# [What to work on]
Without including any pictures, copy each entry below exactly.

# [Exercise input]
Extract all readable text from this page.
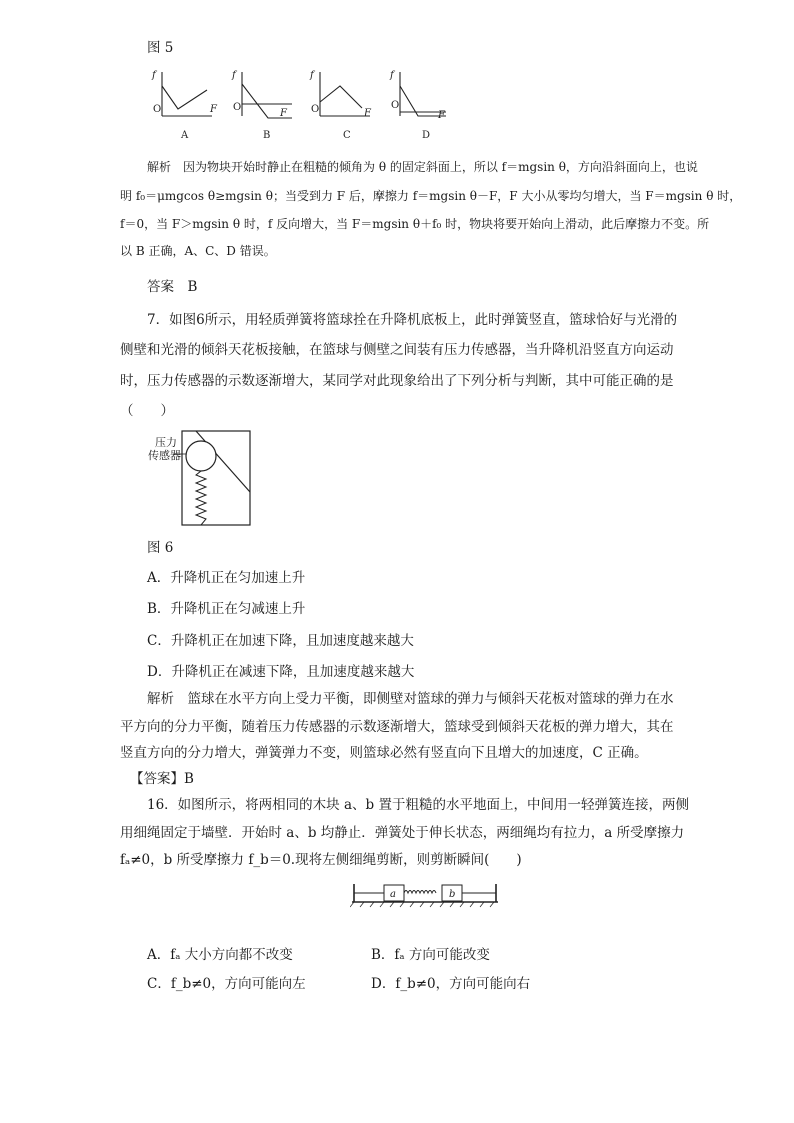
图 5
f
O	F
A
f
O
F
B
f
O	F
C
f
O
F
D
解析　因为物块开始时静止在粗糙的倾角为 θ 的固定斜面上，所以 f＝mgsin θ，方向沿斜面向上，也说
明 f₀＝μmgcos θ≥mgsin θ；当受到力 F 后，摩擦力 f＝mgsin θ－F，F 大小从零均匀增大，当 F＝mgsin θ 时，
f＝0，当 F＞mgsin θ 时，f 反向增大，当 F＝mgsin θ＋f₀ 时，物块将要开始向上滑动，此后摩擦力不变。所
以 B 正确，A、C、D 错误。
答案　B
7．如图6所示，用轻质弹簧将篮球拴在升降机底板上，此时弹簧竖直，篮球恰好与光滑的
侧壁和光滑的倾斜天花板接触，在篮球与侧壁之间装有压力传感器，当升降机沿竖直方向运动
时，压力传感器的示数逐渐增大，某同学对此现象给出了下列分析与判断，其中可能正确的是
（　　）
压力
传感器
图 6
A．升降机正在匀加速上升
B．升降机正在匀减速上升
C．升降机正在加速下降，且加速度越来越大
D．升降机正在减速下降，且加速度越来越大
解析　篮球在水平方向上受力平衡，即侧壁对篮球的弹力与倾斜天花板对篮球的弹力在水
平方向的分力平衡，随着压力传感器的示数逐渐增大，篮球受到倾斜天花板的弹力增大，其在
竖直方向的分力增大，弹簧弹力不变，则篮球必然有竖直向下且增大的加速度，C 正确。
【答案】B
16．如图所示，将两相同的木块 a、b 置于粗糙的水平地面上，中间用一轻弹簧连接，两侧
用细绳固定于墙壁．开始时 a、b 均静止．弹簧处于伸长状态，两细绳均有拉力，a 所受摩擦力
fₐ≠0，b 所受摩擦力 f_b＝0.现将左侧细绳剪断，则剪断瞬间(　　)
a	b
A．fₐ 大小方向都不改变	B．fₐ 方向可能改变
C．f_b≠0，方向可能向左	D．f_b≠0，方向可能向右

# [Exercise result]
Extract all readable text from this page.
图 5
f
O	F
A
f
O
F
B
f
O	F
C
f
O
F
D
解析　因为物块开始时静止在粗糙的倾角为 θ 的固定斜面上，所以 f＝mgsin θ，方向沿斜面向上，也说
明 f₀＝μmgcos θ≥mgsin θ；当受到力 F 后，摩擦力 f＝mgsin θ－F，F 大小从零均匀增大，当 F＝mgsin θ 时，
f＝0，当 F＞mgsin θ 时，f 反向增大，当 F＝mgsin θ＋f₀ 时，物块将要开始向上滑动，此后摩擦力不变。所
以 B 正确，A、C、D 错误。
答案　B
7．如图6所示，用轻质弹簧将篮球拴在升降机底板上，此时弹簧竖直，篮球恰好与光滑的
侧壁和光滑的倾斜天花板接触，在篮球与侧壁之间装有压力传感器，当升降机沿竖直方向运动
时，压力传感器的示数逐渐增大，某同学对此现象给出了下列分析与判断，其中可能正确的是
（　　）
压力
传感器
图 6
A．升降机正在匀加速上升
B．升降机正在匀减速上升
C．升降机正在加速下降，且加速度越来越大
D．升降机正在减速下降，且加速度越来越大
解析　篮球在水平方向上受力平衡，即侧壁对篮球的弹力与倾斜天花板对篮球的弹力在水
平方向的分力平衡，随着压力传感器的示数逐渐增大，篮球受到倾斜天花板的弹力增大，其在
竖直方向的分力增大，弹簧弹力不变，则篮球必然有竖直向下且增大的加速度，C 正确。
【答案】B
16．如图所示，将两相同的木块 a、b 置于粗糙的水平地面上，中间用一轻弹簧连接，两侧
用细绳固定于墙壁．开始时 a、b 均静止．弹簧处于伸长状态，两细绳均有拉力，a 所受摩擦力
fₐ≠0，b 所受摩擦力 f_b＝0.现将左侧细绳剪断，则剪断瞬间(　　)
a	b
A．fₐ 大小方向都不改变	B．fₐ 方向可能改变
C．f_b≠0，方向可能向左	D．f_b≠0，方向可能向右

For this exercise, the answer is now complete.